» **Exercise requirements**
Would you extract the whole listing below and retype it exactly?

"""

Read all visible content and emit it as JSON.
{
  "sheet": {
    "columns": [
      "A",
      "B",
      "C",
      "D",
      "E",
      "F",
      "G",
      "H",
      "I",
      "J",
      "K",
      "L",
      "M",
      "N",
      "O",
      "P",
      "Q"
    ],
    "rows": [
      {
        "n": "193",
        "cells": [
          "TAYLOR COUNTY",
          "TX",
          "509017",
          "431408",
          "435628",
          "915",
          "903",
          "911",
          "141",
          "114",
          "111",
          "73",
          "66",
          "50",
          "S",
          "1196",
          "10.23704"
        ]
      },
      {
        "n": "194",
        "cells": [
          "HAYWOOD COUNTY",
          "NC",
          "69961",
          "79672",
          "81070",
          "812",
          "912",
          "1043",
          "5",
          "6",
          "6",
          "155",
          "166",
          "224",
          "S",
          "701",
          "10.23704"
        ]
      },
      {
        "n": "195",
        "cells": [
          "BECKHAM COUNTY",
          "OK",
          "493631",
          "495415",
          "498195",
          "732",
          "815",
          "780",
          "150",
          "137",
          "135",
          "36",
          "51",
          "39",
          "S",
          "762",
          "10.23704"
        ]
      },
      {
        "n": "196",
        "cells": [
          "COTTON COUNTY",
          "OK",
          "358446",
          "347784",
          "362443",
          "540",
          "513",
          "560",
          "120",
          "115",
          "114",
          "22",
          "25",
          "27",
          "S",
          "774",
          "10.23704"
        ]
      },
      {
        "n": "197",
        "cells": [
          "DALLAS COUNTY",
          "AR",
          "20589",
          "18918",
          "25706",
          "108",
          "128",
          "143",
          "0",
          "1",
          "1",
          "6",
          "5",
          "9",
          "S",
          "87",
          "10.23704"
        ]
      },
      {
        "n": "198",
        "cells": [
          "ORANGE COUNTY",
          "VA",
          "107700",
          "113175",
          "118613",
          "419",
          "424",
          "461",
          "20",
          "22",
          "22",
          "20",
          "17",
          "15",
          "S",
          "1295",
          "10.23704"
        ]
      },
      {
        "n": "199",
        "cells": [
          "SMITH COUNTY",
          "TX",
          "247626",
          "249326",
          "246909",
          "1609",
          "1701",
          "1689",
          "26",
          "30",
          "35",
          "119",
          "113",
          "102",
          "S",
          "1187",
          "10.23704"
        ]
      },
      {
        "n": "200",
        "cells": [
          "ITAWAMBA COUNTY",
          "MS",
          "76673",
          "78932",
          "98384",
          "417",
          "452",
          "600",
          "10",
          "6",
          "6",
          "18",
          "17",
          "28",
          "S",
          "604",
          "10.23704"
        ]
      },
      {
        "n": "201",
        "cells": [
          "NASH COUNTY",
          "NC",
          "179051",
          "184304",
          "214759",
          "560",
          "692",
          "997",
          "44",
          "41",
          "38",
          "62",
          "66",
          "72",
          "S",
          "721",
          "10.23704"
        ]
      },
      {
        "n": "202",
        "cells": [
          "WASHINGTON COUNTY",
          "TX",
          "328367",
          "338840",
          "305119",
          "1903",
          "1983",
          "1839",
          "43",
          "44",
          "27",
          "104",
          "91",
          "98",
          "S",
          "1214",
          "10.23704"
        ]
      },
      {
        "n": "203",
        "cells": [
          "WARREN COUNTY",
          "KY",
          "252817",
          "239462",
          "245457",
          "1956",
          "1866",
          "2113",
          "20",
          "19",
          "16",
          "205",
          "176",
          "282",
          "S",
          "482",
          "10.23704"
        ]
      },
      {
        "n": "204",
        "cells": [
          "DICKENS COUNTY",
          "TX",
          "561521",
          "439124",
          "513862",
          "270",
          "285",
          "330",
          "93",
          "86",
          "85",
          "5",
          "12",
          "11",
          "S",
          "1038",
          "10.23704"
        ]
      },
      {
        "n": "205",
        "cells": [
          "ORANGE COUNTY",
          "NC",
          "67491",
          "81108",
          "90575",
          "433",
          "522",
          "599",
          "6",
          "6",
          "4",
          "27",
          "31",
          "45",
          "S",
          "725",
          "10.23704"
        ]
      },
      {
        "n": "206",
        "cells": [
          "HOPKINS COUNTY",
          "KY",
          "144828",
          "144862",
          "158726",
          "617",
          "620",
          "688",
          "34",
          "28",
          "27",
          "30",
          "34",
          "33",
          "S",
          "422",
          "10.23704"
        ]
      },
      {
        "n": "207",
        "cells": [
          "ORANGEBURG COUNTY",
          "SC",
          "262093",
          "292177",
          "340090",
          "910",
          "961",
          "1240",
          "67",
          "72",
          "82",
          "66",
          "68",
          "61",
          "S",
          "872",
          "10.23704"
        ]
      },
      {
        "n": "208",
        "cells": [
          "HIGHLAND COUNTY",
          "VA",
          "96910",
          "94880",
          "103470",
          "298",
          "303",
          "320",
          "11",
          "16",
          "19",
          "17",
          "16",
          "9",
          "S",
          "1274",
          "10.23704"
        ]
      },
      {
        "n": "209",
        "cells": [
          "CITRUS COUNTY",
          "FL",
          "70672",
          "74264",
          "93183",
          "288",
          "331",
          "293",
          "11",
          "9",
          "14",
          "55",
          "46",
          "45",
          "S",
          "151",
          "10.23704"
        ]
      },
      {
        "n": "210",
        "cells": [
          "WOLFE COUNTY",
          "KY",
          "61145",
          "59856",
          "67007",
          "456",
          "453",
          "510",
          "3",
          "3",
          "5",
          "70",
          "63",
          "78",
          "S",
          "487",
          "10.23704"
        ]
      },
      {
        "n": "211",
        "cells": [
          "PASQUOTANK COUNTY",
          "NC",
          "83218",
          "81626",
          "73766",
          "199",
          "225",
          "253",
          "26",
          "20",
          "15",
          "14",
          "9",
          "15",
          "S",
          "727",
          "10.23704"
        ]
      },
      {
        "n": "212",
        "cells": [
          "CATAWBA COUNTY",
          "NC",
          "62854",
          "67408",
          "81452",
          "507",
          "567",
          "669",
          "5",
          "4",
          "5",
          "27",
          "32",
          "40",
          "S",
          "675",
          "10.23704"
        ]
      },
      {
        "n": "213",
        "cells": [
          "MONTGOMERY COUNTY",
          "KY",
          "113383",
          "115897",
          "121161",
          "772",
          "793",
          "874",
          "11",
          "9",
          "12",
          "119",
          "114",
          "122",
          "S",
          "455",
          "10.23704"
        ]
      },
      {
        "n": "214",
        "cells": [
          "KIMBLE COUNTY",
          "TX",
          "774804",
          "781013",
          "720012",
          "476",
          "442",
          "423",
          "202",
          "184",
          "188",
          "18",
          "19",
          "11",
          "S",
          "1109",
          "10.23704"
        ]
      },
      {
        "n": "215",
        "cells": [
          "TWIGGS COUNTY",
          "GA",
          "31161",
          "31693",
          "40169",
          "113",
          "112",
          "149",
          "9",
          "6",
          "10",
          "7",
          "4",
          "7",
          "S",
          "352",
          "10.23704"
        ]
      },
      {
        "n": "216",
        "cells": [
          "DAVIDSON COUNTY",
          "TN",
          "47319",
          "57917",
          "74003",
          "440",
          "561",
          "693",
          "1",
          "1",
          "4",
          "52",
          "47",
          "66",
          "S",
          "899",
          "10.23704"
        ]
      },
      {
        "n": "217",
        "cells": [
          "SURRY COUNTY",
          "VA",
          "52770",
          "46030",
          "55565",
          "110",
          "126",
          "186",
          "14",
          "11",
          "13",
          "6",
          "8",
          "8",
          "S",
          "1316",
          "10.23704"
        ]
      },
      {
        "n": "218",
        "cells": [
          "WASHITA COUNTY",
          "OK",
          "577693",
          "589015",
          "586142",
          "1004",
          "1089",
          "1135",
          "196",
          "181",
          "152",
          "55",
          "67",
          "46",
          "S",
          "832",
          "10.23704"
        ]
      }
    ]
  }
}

"""

» **Response below**
Read all visible content and emit it as JSON.
{
  "sheet": {
    "columns": [
      "A",
      "B",
      "C",
      "D",
      "E",
      "F",
      "G",
      "H",
      "I",
      "J",
      "K",
      "L",
      "M",
      "N",
      "O",
      "P",
      "Q"
    ],
    "rows": [
      {
        "n": "193",
        "cells": [
          "TAYLOR COUNTY",
          "TX",
          "509017",
          "431408",
          "435628",
          "915",
          "903",
          "911",
          "141",
          "114",
          "111",
          "73",
          "66",
          "50",
          "S",
          "1196",
          "10.23704"
        ]
      },
      {
        "n": "194",
        "cells": [
          "HAYWOOD COUNTY",
          "NC",
          "69961",
          "79672",
          "81070",
          "812",
          "912",
          "1043",
          "5",
          "6",
          "6",
          "155",
          "166",
          "224",
          "S",
          "701",
          "10.23704"
        ]
      },
      {
        "n": "195",
        "cells": [
          "BECKHAM COUNTY",
          "OK",
          "493631",
          "495415",
          "498195",
          "732",
          "815",
          "780",
          "150",
          "137",
          "135",
          "36",
          "51",
          "39",
          "S",
          "762",
          "10.23704"
        ]
      },
      {
        "n": "196",
        "cells": [
          "COTTON COUNTY",
          "OK",
          "358446",
          "347784",
          "362443",
          "540",
          "513",
          "560",
          "120",
          "115",
          "114",
          "22",
          "25",
          "27",
          "S",
          "774",
          "10.23704"
        ]
      },
      {
        "n": "197",
        "cells": [
          "DALLAS COUNTY",
          "AR",
          "20589",
          "18918",
          "25706",
          "108",
          "128",
          "143",
          "0",
          "1",
          "1",
          "6",
          "5",
          "9",
          "S",
          "87",
          "10.23704"
        ]
      },
      {
        "n": "198",
        "cells": [
          "ORANGE COUNTY",
          "VA",
          "107700",
          "113175",
          "118613",
          "419",
          "424",
          "461",
          "20",
          "22",
          "22",
          "20",
          "17",
          "15",
          "S",
          "1295",
          "10.23704"
        ]
      },
      {
        "n": "199",
        "cells": [
          "SMITH COUNTY",
          "TX",
          "247626",
          "249326",
          "246909",
          "1609",
          "1701",
          "1689",
          "26",
          "30",
          "35",
          "119",
          "113",
          "102",
          "S",
          "1187",
          "10.23704"
        ]
      },
      {
        "n": "200",
        "cells": [
          "ITAWAMBA COUNTY",
          "MS",
          "76673",
          "78932",
          "98384",
          "417",
          "452",
          "600",
          "10",
          "6",
          "6",
          "18",
          "17",
          "28",
          "S",
          "604",
          "10.23704"
        ]
      },
      {
        "n": "201",
        "cells": [
          "NASH COUNTY",
          "NC",
          "179051",
          "184304",
          "214759",
          "560",
          "692",
          "997",
          "44",
          "41",
          "38",
          "62",
          "66",
          "72",
          "S",
          "721",
          "10.23704"
        ]
      },
      {
        "n": "202",
        "cells": [
          "WASHINGTON COUNTY",
          "TX",
          "328367",
          "338840",
          "305119",
          "1903",
          "1983",
          "1839",
          "43",
          "44",
          "27",
          "104",
          "91",
          "98",
          "S",
          "1214",
          "10.23704"
        ]
      },
      {
        "n": "203",
        "cells": [
          "WARREN COUNTY",
          "KY",
          "252817",
          "239462",
          "245457",
          "1956",
          "1866",
          "2113",
          "20",
          "19",
          "16",
          "205",
          "176",
          "282",
          "S",
          "482",
          "10.23704"
        ]
      },
      {
        "n": "204",
        "cells": [
          "DICKENS COUNTY",
          "TX",
          "561521",
          "439124",
          "513862",
          "270",
          "285",
          "330",
          "93",
          "86",
          "85",
          "5",
          "12",
          "11",
          "S",
          "1038",
          "10.23704"
        ]
      },
      {
        "n": "205",
        "cells": [
          "ORANGE COUNTY",
          "NC",
          "67491",
          "81108",
          "90575",
          "433",
          "522",
          "599",
          "6",
          "6",
          "4",
          "27",
          "31",
          "45",
          "S",
          "725",
          "10.23704"
        ]
      },
      {
        "n": "206",
        "cells": [
          "HOPKINS COUNTY",
          "KY",
          "144828",
          "144862",
          "158726",
          "617",
          "620",
          "688",
          "34",
          "28",
          "27",
          "30",
          "34",
          "33",
          "S",
          "422",
          "10.23704"
        ]
      },
      {
        "n": "207",
        "cells": [
          "ORANGEBURG COUNTY",
          "SC",
          "262093",
          "292177",
          "340090",
          "910",
          "961",
          "1240",
          "67",
          "72",
          "82",
          "66",
          "68",
          "61",
          "S",
          "872",
          "10.23704"
        ]
      },
      {
        "n": "208",
        "cells": [
          "HIGHLAND COUNTY",
          "VA",
          "96910",
          "94880",
          "103470",
          "298",
          "303",
          "320",
          "11",
          "16",
          "19",
          "17",
          "16",
          "9",
          "S",
          "1274",
          "10.23704"
        ]
      },
      {
        "n": "209",
        "cells": [
          "CITRUS COUNTY",
          "FL",
          "70672",
          "74264",
          "93183",
          "288",
          "331",
          "293",
          "11",
          "9",
          "14",
          "55",
          "46",
          "45",
          "S",
          "151",
          "10.23704"
        ]
      },
      {
        "n": "210",
        "cells": [
          "WOLFE COUNTY",
          "KY",
          "61145",
          "59856",
          "67007",
          "456",
          "453",
          "510",
          "3",
          "3",
          "5",
          "70",
          "63",
          "78",
          "S",
          "487",
          "10.23704"
        ]
      },
      {
        "n": "211",
        "cells": [
          "PASQUOTANK COUNTY",
          "NC",
          "83218",
          "81626",
          "73766",
          "199",
          "225",
          "253",
          "26",
          "20",
          "15",
          "14",
          "9",
          "15",
          "S",
          "727",
          "10.23704"
        ]
      },
      {
        "n": "212",
        "cells": [
          "CATAWBA COUNTY",
          "NC",
          "62854",
          "67408",
          "81452",
          "507",
          "567",
          "669",
          "5",
          "4",
          "5",
          "27",
          "32",
          "40",
          "S",
          "675",
          "10.23704"
        ]
      },
      {
        "n": "213",
        "cells": [
          "MONTGOMERY COUNTY",
          "KY",
          "113383",
          "115897",
          "121161",
          "772",
          "793",
          "874",
          "11",
          "9",
          "12",
          "119",
          "114",
          "122",
          "S",
          "455",
          "10.23704"
        ]
      },
      {
        "n": "214",
        "cells": [
          "KIMBLE COUNTY",
          "TX",
          "774804",
          "781013",
          "720012",
          "476",
          "442",
          "423",
          "202",
          "184",
          "188",
          "18",
          "19",
          "11",
          "S",
          "1109",
          "10.23704"
        ]
      },
      {
        "n": "215",
        "cells": [
          "TWIGGS COUNTY",
          "GA",
          "31161",
          "31693",
          "40169",
          "113",
          "112",
          "149",
          "9",
          "6",
          "10",
          "7",
          "4",
          "7",
          "S",
          "352",
          "10.23704"
        ]
      },
      {
        "n": "216",
        "cells": [
          "DAVIDSON COUNTY",
          "TN",
          "47319",
          "57917",
          "74003",
          "440",
          "561",
          "693",
          "1",
          "1",
          "4",
          "52",
          "47",
          "66",
          "S",
          "899",
          "10.23704"
        ]
      },
      {
        "n": "217",
        "cells": [
          "SURRY COUNTY",
          "VA",
          "52770",
          "46030",
          "55565",
          "110",
          "126",
          "186",
          "14",
          "11",
          "13",
          "6",
          "8",
          "8",
          "S",
          "1316",
          "10.23704"
        ]
      },
      {
        "n": "218",
        "cells": [
          "WASHITA COUNTY",
          "OK",
          "577693",
          "589015",
          "586142",
          "1004",
          "1089",
          "1135",
          "196",
          "181",
          "152",
          "55",
          "67",
          "46",
          "S",
          "832",
          "10.23704"
        ]
      }
    ]
  }
}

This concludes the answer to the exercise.